GIVEN INSTRUCTION:
Arrange the rows below as a numbered list of their lines, skipping any blank lines and leaving out the pictures.
____
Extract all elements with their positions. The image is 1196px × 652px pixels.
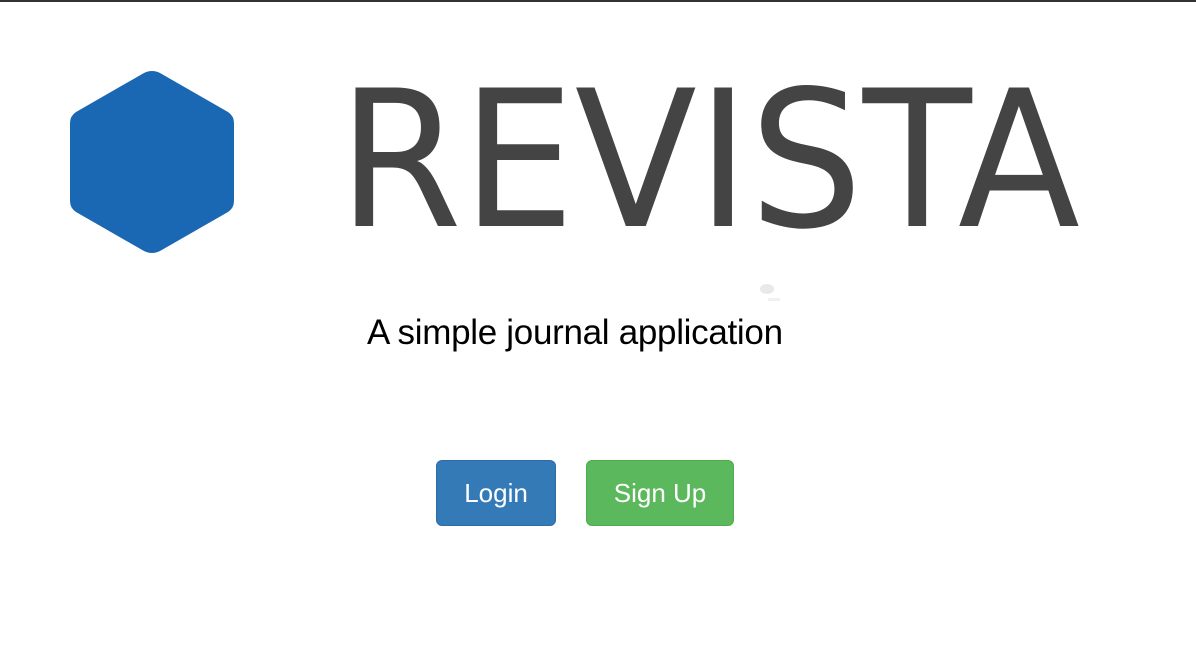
sign-up-button[interactable]: Sign Up xyxy=(586,460,734,526)
decorative-speck xyxy=(760,284,774,294)
hexagon-shape xyxy=(70,71,234,253)
logo-wordmark: REVISTA xyxy=(338,82,1080,238)
login-button[interactable]: Login xyxy=(436,460,556,526)
hexagon-logo-icon xyxy=(70,71,234,253)
decorative-speck xyxy=(768,298,780,301)
window-top-border xyxy=(0,0,1196,2)
logo-wordmark-text: REVISTA xyxy=(338,82,1080,238)
tagline: A simple journal application xyxy=(367,313,783,352)
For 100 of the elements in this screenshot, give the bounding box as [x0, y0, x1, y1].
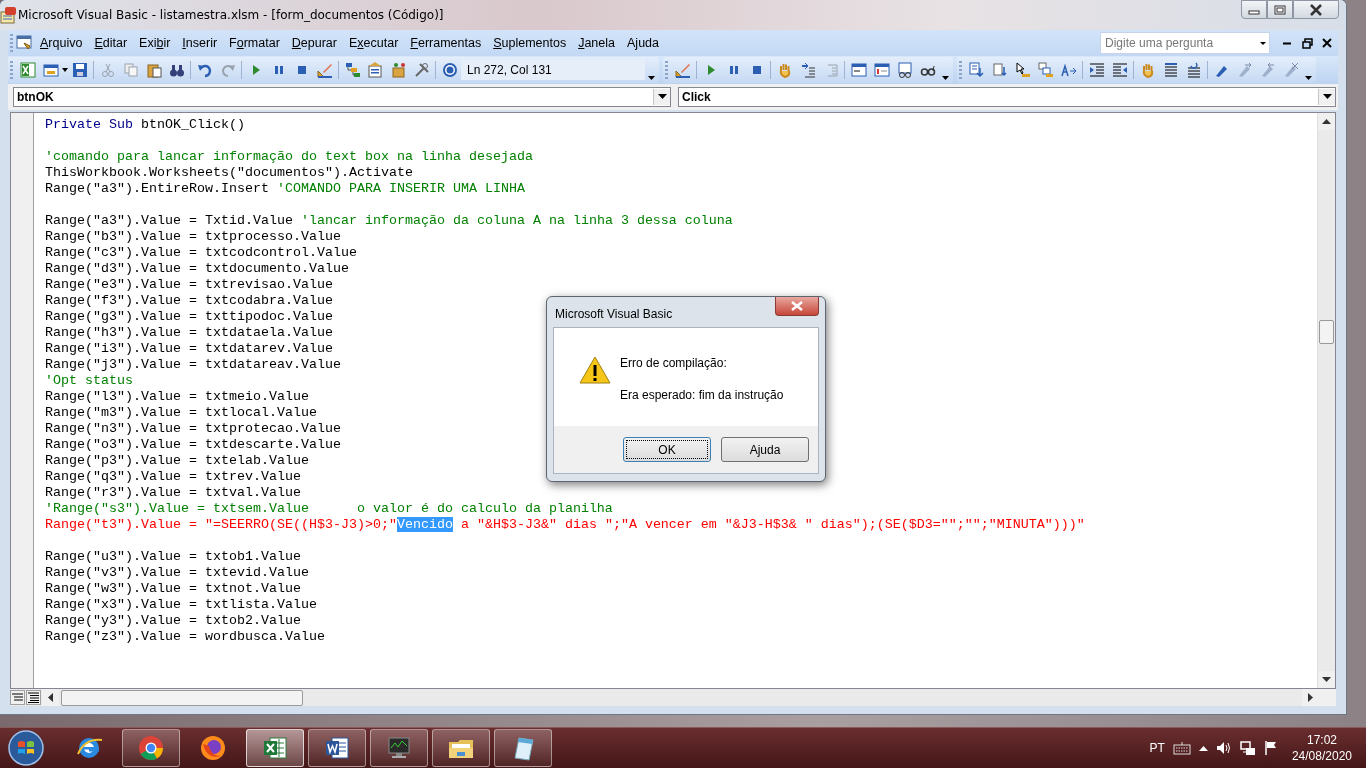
____
RESULT OF THE EXERCISE:
1. Extract all elements with their positions. The image is 1196px × 652px pixels.
2. sign-up-button[interactable]: Sign Up xyxy=(586,460,734,526)
3. decorative-speck xyxy=(760,284,774,294)
4. hexagon-shape xyxy=(70,71,234,253)
5. logo-wordmark: REVISTA xyxy=(338,82,1080,238)
6. login-button[interactable]: Login xyxy=(436,460,556,526)
7. hexagon-logo-icon xyxy=(70,71,234,253)
8. decorative-speck xyxy=(768,298,780,301)
9. window-top-border xyxy=(0,0,1196,2)
10. logo-wordmark-text: REVISTA xyxy=(338,82,1080,238)
11. tagline: A simple journal application xyxy=(367,313,783,352)
12. For 100 of the elements in this screenshot, give the bounding box as [x0, y0, x1, y1].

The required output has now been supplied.